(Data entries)
§ §
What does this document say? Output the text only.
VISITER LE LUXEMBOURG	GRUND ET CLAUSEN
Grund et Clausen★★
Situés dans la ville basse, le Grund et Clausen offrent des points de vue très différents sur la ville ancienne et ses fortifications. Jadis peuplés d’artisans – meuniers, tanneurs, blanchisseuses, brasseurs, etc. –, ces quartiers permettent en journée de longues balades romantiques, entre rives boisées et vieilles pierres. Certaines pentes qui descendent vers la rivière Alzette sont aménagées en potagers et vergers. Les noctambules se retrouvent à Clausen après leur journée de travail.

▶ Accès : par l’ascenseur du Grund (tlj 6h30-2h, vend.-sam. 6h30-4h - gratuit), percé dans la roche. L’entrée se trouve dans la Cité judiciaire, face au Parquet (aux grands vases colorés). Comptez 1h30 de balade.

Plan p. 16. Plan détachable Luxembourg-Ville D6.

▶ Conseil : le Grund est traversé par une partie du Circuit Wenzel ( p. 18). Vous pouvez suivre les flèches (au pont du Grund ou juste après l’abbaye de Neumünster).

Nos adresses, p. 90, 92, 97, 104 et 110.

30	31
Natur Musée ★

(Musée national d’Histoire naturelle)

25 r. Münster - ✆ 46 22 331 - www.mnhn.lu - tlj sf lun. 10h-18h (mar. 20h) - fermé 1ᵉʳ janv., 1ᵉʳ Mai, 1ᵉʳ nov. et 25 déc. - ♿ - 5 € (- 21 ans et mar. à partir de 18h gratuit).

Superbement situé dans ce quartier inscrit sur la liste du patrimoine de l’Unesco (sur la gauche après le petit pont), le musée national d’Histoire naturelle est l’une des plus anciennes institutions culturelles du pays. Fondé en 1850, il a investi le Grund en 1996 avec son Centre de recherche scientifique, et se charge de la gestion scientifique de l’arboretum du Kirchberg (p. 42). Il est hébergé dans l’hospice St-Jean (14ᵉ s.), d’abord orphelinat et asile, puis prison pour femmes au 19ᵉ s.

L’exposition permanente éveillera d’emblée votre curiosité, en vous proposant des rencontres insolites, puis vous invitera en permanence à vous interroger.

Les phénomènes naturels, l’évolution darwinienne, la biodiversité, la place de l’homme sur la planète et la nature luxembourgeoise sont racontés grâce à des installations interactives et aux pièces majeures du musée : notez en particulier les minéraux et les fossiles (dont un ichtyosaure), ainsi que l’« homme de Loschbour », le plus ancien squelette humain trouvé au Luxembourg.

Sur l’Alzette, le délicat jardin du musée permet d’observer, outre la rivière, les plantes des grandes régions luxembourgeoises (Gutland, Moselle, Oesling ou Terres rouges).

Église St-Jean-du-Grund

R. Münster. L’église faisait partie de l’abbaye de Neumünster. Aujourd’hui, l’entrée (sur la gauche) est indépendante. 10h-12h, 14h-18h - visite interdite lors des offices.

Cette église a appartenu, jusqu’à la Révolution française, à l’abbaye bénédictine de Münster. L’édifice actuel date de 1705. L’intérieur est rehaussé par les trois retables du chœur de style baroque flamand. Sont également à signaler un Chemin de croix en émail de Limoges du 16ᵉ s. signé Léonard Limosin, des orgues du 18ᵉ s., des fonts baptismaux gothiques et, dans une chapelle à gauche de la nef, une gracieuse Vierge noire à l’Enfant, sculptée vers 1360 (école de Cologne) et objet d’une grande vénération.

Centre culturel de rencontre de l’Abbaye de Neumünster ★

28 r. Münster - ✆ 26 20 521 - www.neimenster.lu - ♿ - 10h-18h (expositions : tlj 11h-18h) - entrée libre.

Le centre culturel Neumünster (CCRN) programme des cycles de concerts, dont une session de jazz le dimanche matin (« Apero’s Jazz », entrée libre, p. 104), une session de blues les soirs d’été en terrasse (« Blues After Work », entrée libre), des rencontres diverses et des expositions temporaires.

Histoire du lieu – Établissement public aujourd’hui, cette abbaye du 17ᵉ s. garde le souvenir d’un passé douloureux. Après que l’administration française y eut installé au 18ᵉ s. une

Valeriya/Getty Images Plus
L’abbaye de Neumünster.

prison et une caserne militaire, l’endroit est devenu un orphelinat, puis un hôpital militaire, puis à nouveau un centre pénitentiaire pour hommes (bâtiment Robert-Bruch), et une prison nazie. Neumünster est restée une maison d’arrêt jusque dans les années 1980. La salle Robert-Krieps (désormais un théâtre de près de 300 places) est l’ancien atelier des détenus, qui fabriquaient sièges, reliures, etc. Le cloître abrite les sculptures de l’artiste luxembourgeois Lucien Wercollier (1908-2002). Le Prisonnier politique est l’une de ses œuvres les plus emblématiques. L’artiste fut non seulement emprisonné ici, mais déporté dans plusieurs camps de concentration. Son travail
§ §
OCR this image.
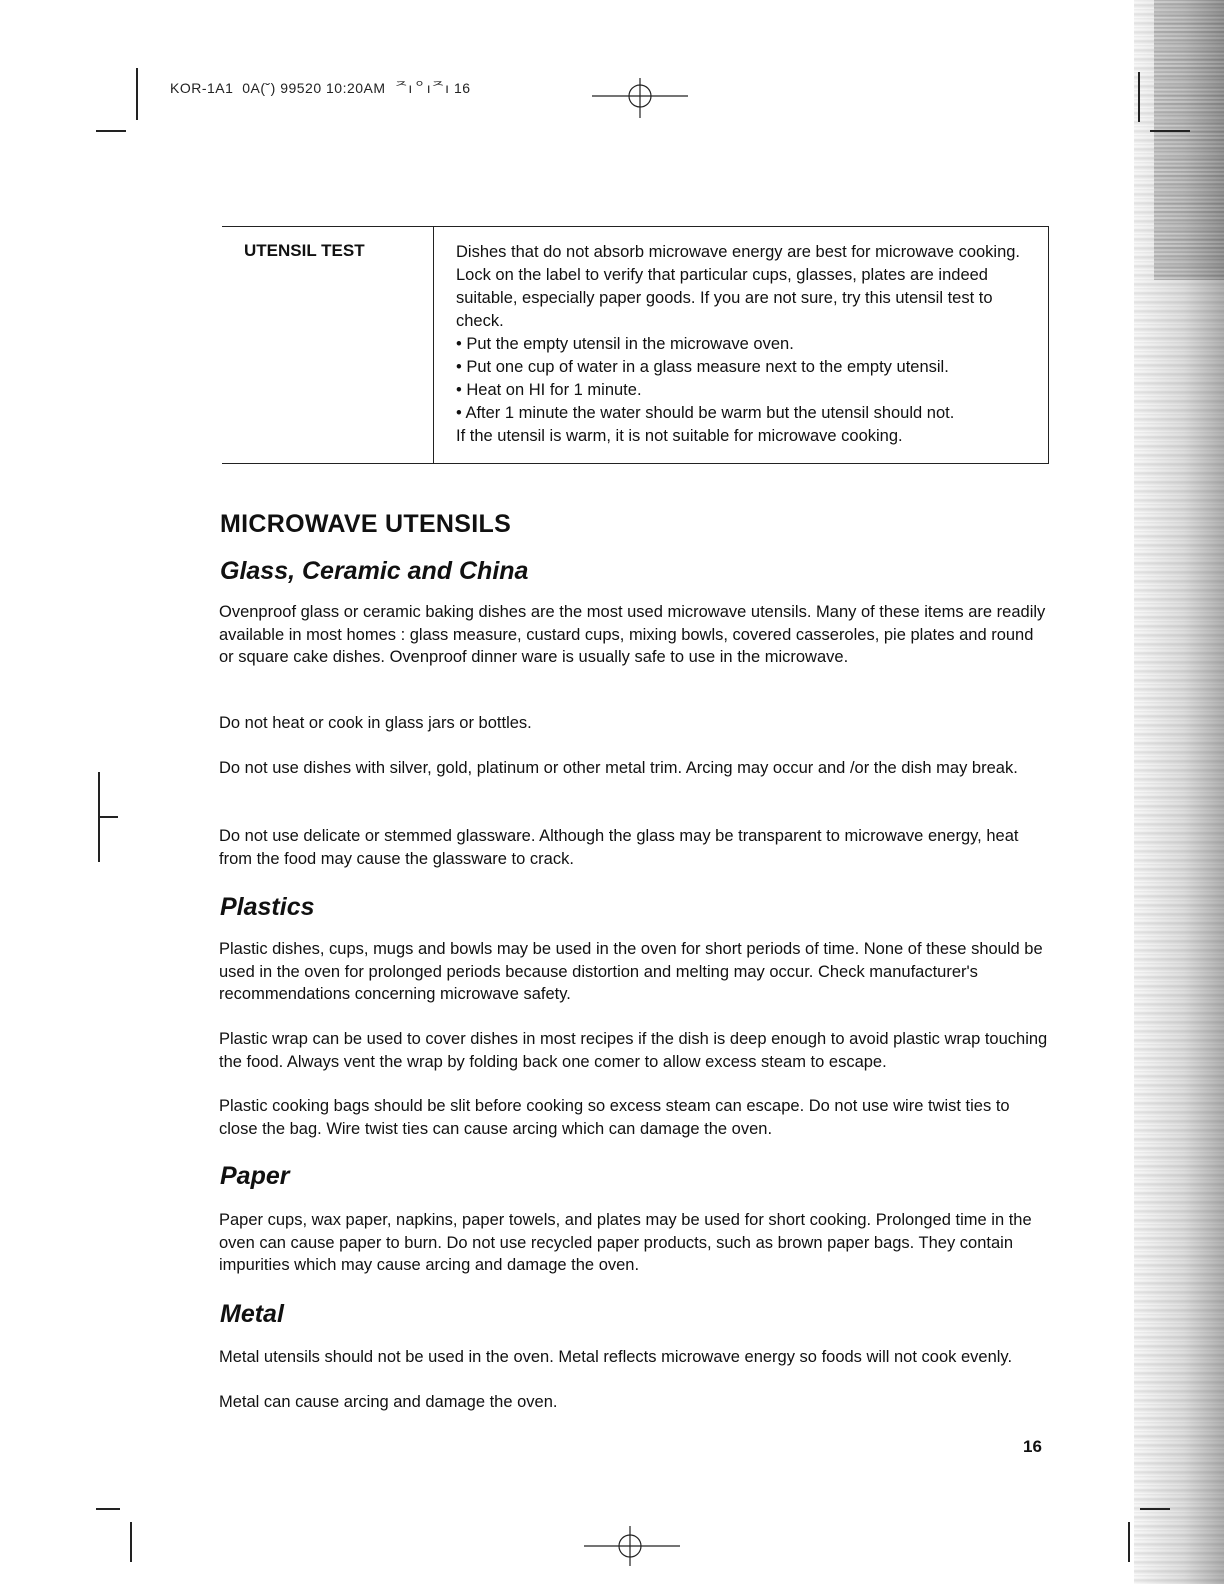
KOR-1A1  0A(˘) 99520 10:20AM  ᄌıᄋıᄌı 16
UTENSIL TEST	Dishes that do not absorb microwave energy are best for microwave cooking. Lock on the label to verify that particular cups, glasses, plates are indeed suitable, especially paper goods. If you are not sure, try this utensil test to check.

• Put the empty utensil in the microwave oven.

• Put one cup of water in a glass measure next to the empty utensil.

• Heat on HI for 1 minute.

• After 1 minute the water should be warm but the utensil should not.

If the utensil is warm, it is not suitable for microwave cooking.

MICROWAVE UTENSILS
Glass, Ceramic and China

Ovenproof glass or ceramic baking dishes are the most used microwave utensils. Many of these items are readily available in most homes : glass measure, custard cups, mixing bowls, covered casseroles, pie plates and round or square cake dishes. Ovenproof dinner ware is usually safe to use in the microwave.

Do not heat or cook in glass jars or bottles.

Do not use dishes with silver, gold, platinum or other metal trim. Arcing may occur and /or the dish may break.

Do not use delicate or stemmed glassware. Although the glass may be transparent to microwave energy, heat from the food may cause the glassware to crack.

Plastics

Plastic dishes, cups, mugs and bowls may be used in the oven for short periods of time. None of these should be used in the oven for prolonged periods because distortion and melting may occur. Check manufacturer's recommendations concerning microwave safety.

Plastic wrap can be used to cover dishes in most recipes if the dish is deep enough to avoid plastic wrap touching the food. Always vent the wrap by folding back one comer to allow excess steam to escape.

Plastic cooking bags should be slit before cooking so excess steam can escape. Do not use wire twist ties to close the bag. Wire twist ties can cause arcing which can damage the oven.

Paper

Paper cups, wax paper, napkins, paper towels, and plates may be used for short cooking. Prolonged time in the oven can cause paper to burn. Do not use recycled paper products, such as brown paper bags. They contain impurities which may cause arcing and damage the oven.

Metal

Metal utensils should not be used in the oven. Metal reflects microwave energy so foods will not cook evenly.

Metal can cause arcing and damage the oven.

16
§ §
- [Task to complete]
Scan the lines above for "warm", then copy every one that has it.

- [Exercise result]
• After 1 minute the water should be warm but the utensil should not.
If the utensil is warm, it is not suitable for microwave cooking.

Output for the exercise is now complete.